=== Brief ===
Type out the data exactly as given. Skip any image.

# Supplied records start

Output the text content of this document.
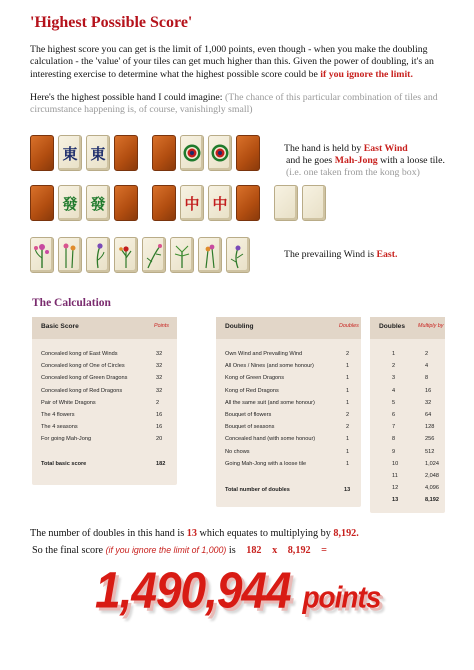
'Highest Possible Score'
The highest score you can get is the limit of 1,000 points, even though - when you make the doubling calculation - the 'value' of your tiles can get much higher than this. Given the power of doubling, it's an interesting exercise to determine what the highest possible score could be if you ignore the limit.
Here's the highest possible hand I could imagine: (The chance of this particular combination of tiles and circumstance happening is, of course, vanishingly small)
東 東	The hand is held by East Wind
and he goes Mah-Jong with a loose tile.
(i.e. one taken from the kong box)
發 發	中 中
The prevailing Wind is East.
The Calculation
Basic Score	Points
Concealed kong of East Winds	32
Concealed kong of One of Circles	32
Concealed kong of Green Dragons	32
Concealed kong of Red Dragons	32
Pair of White Dragons	2
The 4 flowers	16
The 4 seasons	16
For going Mah-Jong	20
Total basic score	182
Doubling	Doubles
Own Wind and Prevailing Wind	2
All Ones / Nines (and some honour)	1
Kong of Green Dragons	1
Kong of Red Dragons	1
All the same suit (and some honour)	1
Bouquet of flowers	2
Bouquet of seasons	2
Concealed hand (with some honour)	1
No chows	1
Going Mah-Jong with a loose tile	1
Total number of doubles	13
Doubles Multiply by
1	2
2	4
3	8
4	16
5	32
6	64
7	128
8	256
9	512
10	1,024
11	2,048
12	4,096
13	8,192
The number of doubles in this hand is 13 which equates to multiplying by 8,192.
So the final score (if you ignore the limit of 1,000) is 182 x 8,192 =
1,490,944 points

# Supplied records end

=== Exercise answer ===
Output the text content of this document.
'Highest Possible Score'
The highest score you can get is the limit of 1,000 points, even though - when you make the doubling calculation - the 'value' of your tiles can get much higher than this. Given the power of doubling, it's an interesting exercise to determine what the highest possible score could be if you ignore the limit.
Here's the highest possible hand I could imagine: (The chance of this particular combination of tiles and circumstance happening is, of course, vanishingly small)
東 東	The hand is held by East Wind
and he goes Mah-Jong with a loose tile.
(i.e. one taken from the kong box)
發 發	中 中
The prevailing Wind is East.
The Calculation
Basic Score	Points
Concealed kong of East Winds	32
Concealed kong of One of Circles	32
Concealed kong of Green Dragons	32
Concealed kong of Red Dragons	32
Pair of White Dragons	2
The 4 flowers	16
The 4 seasons	16
For going Mah-Jong	20
Total basic score	182
Doubling	Doubles
Own Wind and Prevailing Wind	2
All Ones / Nines (and some honour)	1
Kong of Green Dragons	1
Kong of Red Dragons	1
All the same suit (and some honour)	1
Bouquet of flowers	2
Bouquet of seasons	2
Concealed hand (with some honour)	1
No chows	1
Going Mah-Jong with a loose tile	1
Total number of doubles	13
Doubles Multiply by
1	2
2	4
3	8
4	16
5	32
6	64
7	128
8	256
9	512
10	1,024
11	2,048
12	4,096
13	8,192
The number of doubles in this hand is 13 which equates to multiplying by 8,192.
So the final score (if you ignore the limit of 1,000) is 182 x 8,192 =
1,490,944 points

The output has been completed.